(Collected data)
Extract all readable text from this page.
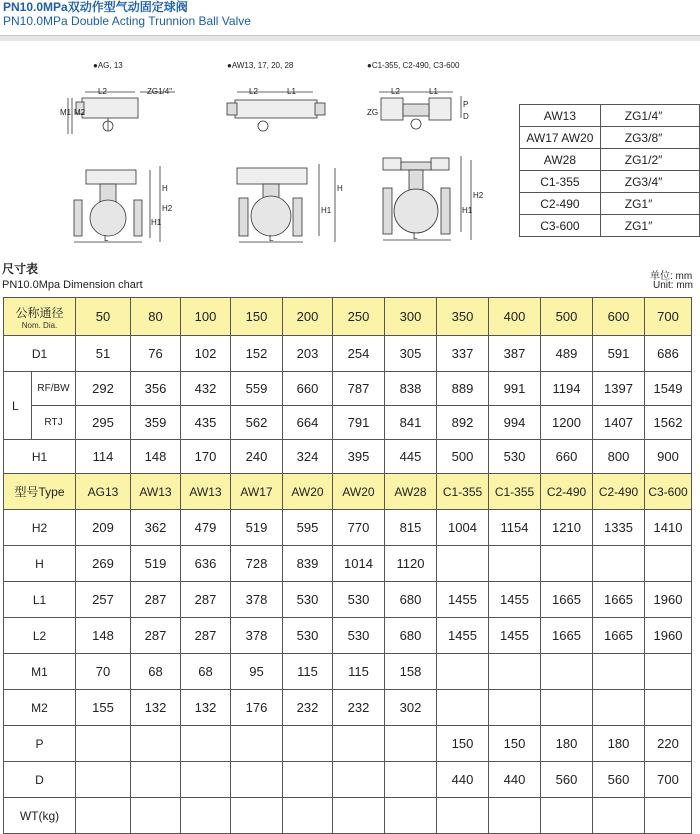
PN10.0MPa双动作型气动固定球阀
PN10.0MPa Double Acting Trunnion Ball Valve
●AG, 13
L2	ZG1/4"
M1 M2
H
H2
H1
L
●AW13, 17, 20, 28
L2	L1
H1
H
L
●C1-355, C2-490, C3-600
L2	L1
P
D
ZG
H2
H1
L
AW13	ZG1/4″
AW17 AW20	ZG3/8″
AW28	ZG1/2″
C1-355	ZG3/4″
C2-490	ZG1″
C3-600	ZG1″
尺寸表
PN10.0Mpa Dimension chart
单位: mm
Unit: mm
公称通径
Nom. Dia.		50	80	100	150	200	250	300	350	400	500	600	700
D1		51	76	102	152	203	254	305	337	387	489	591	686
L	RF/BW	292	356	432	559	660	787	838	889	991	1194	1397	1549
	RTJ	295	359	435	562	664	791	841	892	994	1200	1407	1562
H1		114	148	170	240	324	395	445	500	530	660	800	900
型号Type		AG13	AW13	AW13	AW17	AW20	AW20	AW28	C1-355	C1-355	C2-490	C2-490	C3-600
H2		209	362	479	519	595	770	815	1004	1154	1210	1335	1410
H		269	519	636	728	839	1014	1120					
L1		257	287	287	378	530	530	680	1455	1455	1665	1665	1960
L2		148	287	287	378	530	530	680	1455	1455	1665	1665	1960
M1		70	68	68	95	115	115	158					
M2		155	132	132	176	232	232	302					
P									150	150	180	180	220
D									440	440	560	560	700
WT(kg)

...

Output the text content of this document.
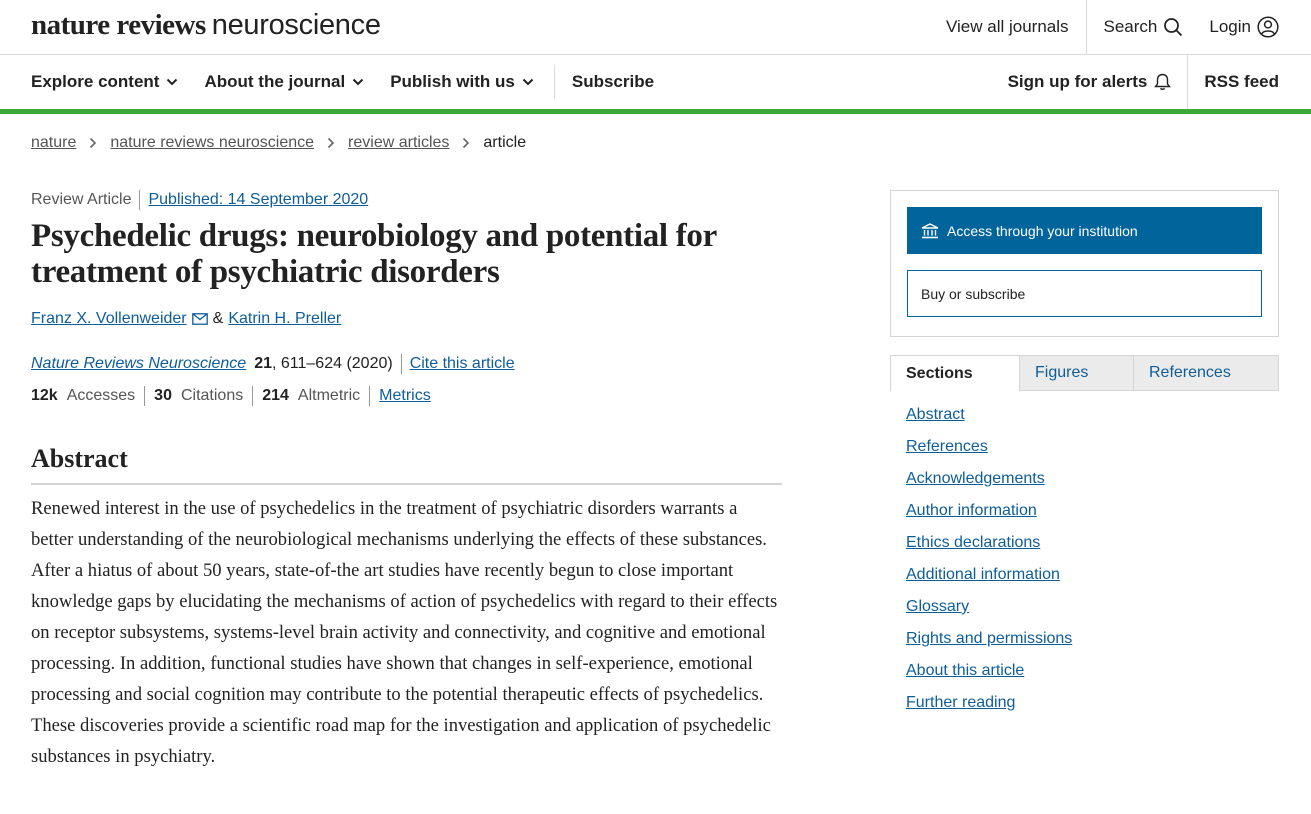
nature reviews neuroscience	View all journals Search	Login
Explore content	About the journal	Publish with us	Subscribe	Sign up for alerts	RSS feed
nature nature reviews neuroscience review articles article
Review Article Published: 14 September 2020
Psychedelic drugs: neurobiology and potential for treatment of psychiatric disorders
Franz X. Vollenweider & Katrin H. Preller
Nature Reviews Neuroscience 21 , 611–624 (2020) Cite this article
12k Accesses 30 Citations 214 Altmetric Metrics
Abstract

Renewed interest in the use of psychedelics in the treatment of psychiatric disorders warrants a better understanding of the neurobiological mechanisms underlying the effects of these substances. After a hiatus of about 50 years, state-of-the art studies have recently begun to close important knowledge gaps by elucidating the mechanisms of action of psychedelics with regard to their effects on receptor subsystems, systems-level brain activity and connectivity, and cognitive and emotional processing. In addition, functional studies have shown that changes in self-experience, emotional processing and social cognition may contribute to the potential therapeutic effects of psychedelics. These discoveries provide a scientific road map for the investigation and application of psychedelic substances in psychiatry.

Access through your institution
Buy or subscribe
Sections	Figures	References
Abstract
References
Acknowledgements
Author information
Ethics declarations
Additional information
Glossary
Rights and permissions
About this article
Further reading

**Written exercise:** Copy each line holding the word "treatment" from the listing above.

**Task response:**
Psychedelic drugs: neurobiology and potential for treatment of psychiatric disorders
Renewed interest in the use of psychedelics in the treatment of psychiatric disorders warrants a better understanding of the neurobiological mechanisms underlying the effects of these substances. After a hiatus of about 50 years, state-of-the art studies have recently begun to close important knowledge gaps by elucidating the mechanisms of action of psychedelics with regard to their effects on receptor subsystems, systems-level brain activity and connectivity, and cognitive and emotional processing. In addition, functional studies have shown that changes in self-experience, emotional processing and social cognition may contribute to the potential therapeutic effects of psychedelics. These discoveries provide a scientific road map for the investigation and application of psychedelic substances in psychiatry.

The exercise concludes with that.